(Data items)
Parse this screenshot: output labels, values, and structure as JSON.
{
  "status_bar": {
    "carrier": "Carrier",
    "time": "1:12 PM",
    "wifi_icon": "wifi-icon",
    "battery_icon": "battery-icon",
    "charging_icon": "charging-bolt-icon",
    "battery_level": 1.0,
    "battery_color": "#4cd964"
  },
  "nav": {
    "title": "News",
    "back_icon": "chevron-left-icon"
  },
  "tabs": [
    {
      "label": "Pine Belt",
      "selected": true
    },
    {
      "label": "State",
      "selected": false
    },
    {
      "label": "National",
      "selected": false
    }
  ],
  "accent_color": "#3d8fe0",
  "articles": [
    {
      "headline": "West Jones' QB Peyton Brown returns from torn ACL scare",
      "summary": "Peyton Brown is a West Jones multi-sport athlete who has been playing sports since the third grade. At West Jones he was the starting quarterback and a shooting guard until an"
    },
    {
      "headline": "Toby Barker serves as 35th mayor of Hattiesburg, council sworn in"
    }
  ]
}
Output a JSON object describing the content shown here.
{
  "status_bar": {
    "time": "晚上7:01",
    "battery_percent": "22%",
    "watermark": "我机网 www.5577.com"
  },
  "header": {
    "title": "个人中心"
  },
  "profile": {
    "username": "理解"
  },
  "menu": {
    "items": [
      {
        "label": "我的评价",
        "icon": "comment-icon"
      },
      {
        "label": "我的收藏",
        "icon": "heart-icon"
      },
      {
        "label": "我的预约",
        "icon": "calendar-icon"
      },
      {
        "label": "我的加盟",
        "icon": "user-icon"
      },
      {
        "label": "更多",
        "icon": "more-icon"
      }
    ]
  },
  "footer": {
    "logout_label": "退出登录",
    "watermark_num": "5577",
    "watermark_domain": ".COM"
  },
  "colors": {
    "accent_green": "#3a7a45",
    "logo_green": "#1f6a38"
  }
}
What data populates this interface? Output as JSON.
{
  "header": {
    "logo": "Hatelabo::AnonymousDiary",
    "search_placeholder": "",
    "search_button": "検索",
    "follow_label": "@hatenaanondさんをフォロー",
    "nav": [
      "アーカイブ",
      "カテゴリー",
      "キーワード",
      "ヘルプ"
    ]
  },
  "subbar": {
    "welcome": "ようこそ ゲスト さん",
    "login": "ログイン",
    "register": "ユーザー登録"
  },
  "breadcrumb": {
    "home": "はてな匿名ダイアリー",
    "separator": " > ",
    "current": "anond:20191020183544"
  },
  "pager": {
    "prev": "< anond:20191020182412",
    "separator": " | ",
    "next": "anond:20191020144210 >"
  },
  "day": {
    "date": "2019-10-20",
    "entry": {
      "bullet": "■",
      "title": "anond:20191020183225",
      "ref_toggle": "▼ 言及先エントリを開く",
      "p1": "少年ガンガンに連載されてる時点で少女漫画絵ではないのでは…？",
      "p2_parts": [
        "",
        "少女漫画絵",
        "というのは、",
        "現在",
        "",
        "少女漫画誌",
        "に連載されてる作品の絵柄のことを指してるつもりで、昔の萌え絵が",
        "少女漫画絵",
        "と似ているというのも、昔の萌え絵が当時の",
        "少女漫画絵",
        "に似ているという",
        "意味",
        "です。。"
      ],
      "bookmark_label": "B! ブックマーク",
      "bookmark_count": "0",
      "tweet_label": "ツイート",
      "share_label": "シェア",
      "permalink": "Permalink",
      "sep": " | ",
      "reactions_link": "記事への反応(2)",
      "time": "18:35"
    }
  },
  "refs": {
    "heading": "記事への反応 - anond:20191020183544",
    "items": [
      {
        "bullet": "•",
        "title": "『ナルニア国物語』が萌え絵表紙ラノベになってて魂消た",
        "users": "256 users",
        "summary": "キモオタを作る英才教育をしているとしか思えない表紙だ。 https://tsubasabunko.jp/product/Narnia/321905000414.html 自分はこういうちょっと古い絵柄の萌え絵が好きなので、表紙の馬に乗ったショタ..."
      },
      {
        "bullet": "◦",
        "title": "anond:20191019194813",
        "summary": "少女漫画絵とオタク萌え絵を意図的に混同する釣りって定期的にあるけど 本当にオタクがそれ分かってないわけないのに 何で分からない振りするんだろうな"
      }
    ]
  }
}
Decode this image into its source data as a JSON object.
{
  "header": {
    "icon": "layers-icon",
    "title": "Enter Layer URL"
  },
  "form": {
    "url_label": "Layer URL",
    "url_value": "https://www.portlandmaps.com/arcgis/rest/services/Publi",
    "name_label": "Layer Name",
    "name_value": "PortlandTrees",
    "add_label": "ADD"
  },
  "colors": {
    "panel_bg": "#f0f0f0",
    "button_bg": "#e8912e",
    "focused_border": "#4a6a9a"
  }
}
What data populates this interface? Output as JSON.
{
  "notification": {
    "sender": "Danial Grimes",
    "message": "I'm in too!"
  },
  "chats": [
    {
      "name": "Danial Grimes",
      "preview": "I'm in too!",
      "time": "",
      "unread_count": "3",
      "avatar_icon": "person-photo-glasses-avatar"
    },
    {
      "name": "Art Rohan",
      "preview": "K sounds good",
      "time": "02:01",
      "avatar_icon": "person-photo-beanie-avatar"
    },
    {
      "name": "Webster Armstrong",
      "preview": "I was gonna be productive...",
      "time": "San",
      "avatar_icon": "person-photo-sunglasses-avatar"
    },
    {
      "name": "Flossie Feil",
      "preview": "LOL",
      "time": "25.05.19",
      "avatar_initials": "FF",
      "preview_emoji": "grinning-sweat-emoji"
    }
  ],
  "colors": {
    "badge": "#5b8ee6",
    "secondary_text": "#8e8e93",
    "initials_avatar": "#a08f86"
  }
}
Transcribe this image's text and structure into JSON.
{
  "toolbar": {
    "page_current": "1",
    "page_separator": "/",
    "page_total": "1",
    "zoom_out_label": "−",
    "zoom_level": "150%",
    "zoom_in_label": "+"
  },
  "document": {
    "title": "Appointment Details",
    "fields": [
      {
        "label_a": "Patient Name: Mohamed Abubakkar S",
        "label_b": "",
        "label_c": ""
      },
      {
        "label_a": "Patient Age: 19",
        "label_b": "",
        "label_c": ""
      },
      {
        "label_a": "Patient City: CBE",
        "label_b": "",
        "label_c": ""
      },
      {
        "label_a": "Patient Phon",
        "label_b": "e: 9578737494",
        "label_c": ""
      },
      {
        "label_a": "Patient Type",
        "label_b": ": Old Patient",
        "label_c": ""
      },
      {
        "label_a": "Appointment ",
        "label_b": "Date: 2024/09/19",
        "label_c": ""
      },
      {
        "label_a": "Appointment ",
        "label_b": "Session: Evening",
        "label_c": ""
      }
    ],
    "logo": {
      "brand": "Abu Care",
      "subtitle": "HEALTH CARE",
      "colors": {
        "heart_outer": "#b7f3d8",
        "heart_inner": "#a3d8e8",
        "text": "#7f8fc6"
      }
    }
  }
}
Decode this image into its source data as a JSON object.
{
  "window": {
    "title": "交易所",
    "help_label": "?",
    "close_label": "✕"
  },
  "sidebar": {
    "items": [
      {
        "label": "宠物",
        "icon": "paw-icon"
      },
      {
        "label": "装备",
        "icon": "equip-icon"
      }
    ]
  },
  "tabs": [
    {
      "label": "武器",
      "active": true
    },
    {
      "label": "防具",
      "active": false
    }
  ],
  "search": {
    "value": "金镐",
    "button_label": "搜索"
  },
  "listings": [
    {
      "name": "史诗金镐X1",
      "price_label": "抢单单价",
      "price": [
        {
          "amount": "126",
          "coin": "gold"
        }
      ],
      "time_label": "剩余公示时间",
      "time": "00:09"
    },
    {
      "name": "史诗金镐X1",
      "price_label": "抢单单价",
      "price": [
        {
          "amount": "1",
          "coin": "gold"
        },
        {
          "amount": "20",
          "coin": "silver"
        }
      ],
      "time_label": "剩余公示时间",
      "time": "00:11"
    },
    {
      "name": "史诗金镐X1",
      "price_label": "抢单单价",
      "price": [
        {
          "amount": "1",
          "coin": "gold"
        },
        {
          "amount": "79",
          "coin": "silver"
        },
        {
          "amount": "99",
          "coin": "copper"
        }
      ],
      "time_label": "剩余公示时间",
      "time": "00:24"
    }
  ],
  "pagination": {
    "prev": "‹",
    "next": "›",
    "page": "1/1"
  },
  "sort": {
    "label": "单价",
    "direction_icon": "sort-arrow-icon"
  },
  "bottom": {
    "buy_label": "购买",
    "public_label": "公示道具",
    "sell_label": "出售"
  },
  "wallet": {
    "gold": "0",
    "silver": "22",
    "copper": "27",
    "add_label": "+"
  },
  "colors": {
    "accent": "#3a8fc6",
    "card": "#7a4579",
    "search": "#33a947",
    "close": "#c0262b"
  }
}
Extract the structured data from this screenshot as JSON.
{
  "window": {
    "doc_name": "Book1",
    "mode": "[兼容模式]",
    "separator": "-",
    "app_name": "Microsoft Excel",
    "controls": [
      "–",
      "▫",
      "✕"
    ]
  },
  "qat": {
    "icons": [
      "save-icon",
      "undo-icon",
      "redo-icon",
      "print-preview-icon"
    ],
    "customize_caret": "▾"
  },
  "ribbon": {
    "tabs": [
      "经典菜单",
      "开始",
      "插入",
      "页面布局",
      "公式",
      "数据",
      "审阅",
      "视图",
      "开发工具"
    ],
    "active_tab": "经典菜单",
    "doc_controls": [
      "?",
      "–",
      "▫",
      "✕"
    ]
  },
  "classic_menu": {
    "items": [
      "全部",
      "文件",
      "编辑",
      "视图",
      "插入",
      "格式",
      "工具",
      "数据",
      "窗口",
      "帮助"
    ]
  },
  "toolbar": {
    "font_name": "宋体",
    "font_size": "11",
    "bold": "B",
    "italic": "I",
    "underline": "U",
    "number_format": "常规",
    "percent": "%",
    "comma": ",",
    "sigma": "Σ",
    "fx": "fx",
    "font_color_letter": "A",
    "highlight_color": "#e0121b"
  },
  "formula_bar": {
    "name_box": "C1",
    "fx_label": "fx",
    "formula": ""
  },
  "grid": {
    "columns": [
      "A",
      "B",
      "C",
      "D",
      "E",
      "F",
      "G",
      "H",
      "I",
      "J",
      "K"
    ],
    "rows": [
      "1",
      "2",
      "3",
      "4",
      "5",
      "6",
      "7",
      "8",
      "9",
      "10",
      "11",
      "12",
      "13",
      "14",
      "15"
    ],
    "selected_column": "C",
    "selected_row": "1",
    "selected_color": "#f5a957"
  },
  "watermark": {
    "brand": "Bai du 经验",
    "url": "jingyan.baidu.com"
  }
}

Short problem: Among the lines of the material, find those that hold the word "JSON" and copy them.

Completed task:
Parse this screenshot: output labels, values, and structure as JSON.
Output a JSON object describing the content shown here.
What data populates this interface? Output as JSON.
Decode this image into its source data as a JSON object.
What data populates this interface? Output as JSON.
Transcribe this image's text and structure into JSON.
Decode this image into its source data as a JSON object.
Extract the structured data from this screenshot as JSON.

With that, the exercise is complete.